Exercise ▸ Every entry that follows should be repeated exactly; drop the images.

START Entries supplied

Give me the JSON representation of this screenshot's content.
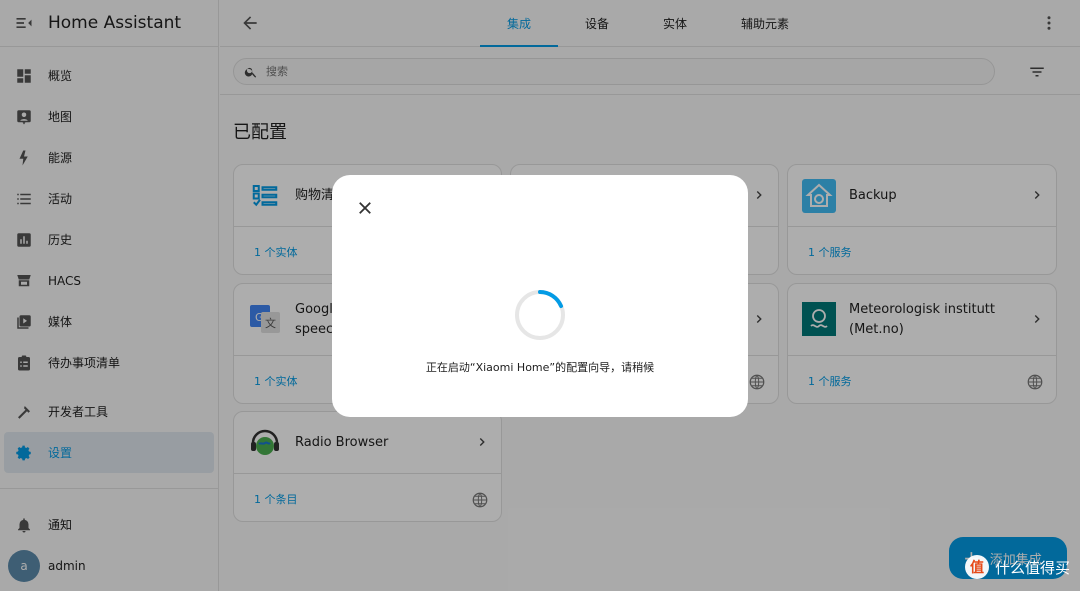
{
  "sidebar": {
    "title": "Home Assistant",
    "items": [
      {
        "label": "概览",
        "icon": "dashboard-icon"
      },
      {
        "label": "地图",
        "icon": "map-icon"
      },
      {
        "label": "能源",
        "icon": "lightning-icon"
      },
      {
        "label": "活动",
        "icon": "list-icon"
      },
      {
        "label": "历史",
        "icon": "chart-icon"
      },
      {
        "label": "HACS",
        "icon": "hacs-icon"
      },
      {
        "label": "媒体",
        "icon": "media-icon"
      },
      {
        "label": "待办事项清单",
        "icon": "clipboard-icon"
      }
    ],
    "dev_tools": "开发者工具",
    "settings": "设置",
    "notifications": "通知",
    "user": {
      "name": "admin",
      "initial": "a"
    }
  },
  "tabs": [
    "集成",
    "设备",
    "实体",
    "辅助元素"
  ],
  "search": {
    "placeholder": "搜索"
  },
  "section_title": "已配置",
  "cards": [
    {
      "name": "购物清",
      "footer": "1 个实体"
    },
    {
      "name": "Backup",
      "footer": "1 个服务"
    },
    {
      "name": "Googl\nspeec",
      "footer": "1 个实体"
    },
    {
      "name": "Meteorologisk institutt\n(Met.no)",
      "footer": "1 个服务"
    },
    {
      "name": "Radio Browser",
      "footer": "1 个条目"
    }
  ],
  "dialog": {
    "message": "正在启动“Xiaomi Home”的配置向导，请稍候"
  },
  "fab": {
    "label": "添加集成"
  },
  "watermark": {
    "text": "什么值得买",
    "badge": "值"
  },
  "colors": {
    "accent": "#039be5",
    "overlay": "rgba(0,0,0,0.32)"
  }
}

END Entries supplied

Response below ▸
Give me the JSON representation of this screenshot's content.
{
  "sidebar": {
    "title": "Home Assistant",
    "items": [
      {
        "label": "概览",
        "icon": "dashboard-icon"
      },
      {
        "label": "地图",
        "icon": "map-icon"
      },
      {
        "label": "能源",
        "icon": "lightning-icon"
      },
      {
        "label": "活动",
        "icon": "list-icon"
      },
      {
        "label": "历史",
        "icon": "chart-icon"
      },
      {
        "label": "HACS",
        "icon": "hacs-icon"
      },
      {
        "label": "媒体",
        "icon": "media-icon"
      },
      {
        "label": "待办事项清单",
        "icon": "clipboard-icon"
      }
    ],
    "dev_tools": "开发者工具",
    "settings": "设置",
    "notifications": "通知",
    "user": {
      "name": "admin",
      "initial": "a"
    }
  },
  "tabs": [
    "集成",
    "设备",
    "实体",
    "辅助元素"
  ],
  "search": {
    "placeholder": "搜索"
  },
  "section_title": "已配置",
  "cards": [
    {
      "name": "购物清",
      "footer": "1 个实体"
    },
    {
      "name": "Backup",
      "footer": "1 个服务"
    },
    {
      "name": "Googl\nspeec",
      "footer": "1 个实体"
    },
    {
      "name": "Meteorologisk institutt\n(Met.no)",
      "footer": "1 个服务"
    },
    {
      "name": "Radio Browser",
      "footer": "1 个条目"
    }
  ],
  "dialog": {
    "message": "正在启动“Xiaomi Home”的配置向导，请稍候"
  },
  "fab": {
    "label": "添加集成"
  },
  "watermark": {
    "text": "什么值得买",
    "badge": "值"
  },
  "colors": {
    "accent": "#039be5",
    "overlay": "rgba(0,0,0,0.32)"
  }
}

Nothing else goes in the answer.